▶ Collected data
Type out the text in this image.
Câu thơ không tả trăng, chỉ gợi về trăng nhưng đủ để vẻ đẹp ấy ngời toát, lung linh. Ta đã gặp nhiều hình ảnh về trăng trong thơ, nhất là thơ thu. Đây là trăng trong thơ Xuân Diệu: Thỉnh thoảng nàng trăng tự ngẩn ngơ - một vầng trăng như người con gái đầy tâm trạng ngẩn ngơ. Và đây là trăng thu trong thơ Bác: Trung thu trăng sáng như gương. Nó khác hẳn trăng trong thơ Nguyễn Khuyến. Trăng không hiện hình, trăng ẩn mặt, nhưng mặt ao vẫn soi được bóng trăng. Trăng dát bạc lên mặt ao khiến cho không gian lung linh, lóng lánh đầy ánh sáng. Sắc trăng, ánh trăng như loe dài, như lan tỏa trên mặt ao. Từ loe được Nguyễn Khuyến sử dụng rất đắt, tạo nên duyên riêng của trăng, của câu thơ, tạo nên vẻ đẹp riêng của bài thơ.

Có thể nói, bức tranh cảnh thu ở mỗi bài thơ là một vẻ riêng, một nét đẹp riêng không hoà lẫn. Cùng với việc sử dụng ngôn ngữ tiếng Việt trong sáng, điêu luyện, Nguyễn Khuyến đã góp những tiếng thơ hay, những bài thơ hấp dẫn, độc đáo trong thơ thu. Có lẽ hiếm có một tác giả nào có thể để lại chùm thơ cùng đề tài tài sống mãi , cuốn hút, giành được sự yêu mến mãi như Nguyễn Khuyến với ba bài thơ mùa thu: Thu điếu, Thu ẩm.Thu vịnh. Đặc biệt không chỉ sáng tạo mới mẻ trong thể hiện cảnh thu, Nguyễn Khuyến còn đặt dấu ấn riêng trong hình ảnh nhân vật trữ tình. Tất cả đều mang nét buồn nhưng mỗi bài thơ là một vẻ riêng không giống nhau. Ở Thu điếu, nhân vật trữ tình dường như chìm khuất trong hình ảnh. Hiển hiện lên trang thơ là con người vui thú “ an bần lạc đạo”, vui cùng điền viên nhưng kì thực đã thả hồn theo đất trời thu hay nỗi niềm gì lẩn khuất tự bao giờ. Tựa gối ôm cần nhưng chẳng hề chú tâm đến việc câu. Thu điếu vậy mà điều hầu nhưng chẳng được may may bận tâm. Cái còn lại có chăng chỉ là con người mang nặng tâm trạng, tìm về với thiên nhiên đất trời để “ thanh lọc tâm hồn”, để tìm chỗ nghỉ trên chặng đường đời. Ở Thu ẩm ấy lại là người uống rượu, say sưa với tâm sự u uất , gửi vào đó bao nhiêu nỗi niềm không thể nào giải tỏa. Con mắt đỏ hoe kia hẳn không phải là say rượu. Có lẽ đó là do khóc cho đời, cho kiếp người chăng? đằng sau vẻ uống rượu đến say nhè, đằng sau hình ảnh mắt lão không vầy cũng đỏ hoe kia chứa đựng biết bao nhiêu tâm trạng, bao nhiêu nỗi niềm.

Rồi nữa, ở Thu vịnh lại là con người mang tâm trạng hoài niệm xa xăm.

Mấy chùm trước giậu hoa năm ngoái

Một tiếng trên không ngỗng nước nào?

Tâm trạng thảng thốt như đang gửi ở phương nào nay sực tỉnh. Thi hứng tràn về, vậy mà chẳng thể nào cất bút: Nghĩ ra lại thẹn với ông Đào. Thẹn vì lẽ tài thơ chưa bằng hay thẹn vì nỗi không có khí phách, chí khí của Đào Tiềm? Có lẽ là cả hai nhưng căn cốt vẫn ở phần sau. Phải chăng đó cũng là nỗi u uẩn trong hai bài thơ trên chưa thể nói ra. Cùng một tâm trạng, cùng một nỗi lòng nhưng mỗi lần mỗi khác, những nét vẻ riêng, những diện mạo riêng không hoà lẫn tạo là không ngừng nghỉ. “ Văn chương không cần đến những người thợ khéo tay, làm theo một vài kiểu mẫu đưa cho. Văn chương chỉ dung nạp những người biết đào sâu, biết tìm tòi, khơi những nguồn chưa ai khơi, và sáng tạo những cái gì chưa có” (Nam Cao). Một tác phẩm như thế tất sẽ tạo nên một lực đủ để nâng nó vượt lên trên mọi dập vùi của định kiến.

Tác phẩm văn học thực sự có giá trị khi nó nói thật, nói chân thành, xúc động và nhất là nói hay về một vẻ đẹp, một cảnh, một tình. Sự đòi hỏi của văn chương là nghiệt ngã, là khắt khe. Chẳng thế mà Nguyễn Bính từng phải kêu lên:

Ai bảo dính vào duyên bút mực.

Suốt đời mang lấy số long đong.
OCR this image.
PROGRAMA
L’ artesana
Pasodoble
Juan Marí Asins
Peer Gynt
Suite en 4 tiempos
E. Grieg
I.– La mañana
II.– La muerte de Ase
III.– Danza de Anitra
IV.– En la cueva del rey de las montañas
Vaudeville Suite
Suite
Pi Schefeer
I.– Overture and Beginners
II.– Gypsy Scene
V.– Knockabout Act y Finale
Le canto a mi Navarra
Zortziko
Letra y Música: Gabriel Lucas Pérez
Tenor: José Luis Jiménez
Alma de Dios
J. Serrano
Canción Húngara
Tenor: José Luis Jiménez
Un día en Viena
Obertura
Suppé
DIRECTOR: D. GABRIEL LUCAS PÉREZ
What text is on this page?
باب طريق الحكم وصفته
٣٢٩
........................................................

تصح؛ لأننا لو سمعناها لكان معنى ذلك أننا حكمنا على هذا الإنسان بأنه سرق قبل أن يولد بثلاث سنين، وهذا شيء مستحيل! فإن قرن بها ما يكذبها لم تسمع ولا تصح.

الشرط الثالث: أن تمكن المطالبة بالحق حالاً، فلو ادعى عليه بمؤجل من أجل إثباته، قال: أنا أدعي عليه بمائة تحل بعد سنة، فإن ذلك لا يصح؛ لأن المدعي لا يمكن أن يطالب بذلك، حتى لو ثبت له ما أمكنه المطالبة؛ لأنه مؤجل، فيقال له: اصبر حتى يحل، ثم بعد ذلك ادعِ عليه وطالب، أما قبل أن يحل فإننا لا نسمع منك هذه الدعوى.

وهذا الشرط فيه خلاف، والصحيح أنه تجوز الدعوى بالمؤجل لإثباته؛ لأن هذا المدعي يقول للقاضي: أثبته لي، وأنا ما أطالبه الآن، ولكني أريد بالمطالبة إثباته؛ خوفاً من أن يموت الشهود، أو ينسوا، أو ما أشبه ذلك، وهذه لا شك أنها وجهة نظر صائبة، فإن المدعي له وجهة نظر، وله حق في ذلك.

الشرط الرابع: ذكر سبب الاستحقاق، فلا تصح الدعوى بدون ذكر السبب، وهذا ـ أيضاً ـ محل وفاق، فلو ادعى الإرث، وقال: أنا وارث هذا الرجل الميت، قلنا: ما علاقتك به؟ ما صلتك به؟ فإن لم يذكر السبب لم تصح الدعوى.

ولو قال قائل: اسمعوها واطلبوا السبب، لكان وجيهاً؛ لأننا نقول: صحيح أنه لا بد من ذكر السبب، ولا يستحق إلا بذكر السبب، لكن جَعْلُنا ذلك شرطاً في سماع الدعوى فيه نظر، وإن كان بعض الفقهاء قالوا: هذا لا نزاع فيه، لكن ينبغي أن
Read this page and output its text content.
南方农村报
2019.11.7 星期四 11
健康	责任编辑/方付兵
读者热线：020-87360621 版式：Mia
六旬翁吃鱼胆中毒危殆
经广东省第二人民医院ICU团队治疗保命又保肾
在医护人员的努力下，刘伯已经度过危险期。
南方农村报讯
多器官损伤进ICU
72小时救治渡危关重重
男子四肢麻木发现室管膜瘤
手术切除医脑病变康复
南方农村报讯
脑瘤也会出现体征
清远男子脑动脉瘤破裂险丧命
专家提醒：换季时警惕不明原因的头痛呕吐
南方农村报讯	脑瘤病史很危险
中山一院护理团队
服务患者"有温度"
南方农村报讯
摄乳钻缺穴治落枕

▶ Task goal
From the listing, copy each line containing the word "ادعى".

▶ Result
الشرط الثالث: أن تمكن المطالبة بالحق حالاً، فلو ادعى عليه بمؤجل من أجل إثباته، قال: أنا أدعي عليه بمائة تحل بعد سنة، فإن ذلك لا يصح؛ لأن المدعي لا يمكن أن يطالب بذلك، حتى لو ثبت له ما أمكنه المطالبة؛ لأنه مؤجل، فيقال له: اصبر حتى يحل، ثم بعد ذلك ادعِ عليه وطالب، أما قبل أن يحل فإننا لا نسمع منك هذه الدعوى.
الشرط الرابع: ذكر سبب الاستحقاق، فلا تصح الدعوى بدون ذكر السبب، وهذا ـ أيضاً ـ محل وفاق، فلو ادعى الإرث، وقال: أنا وارث هذا الرجل الميت، قلنا: ما علاقتك به؟ ما صلتك به؟ فإن لم يذكر السبب لم تصح الدعوى.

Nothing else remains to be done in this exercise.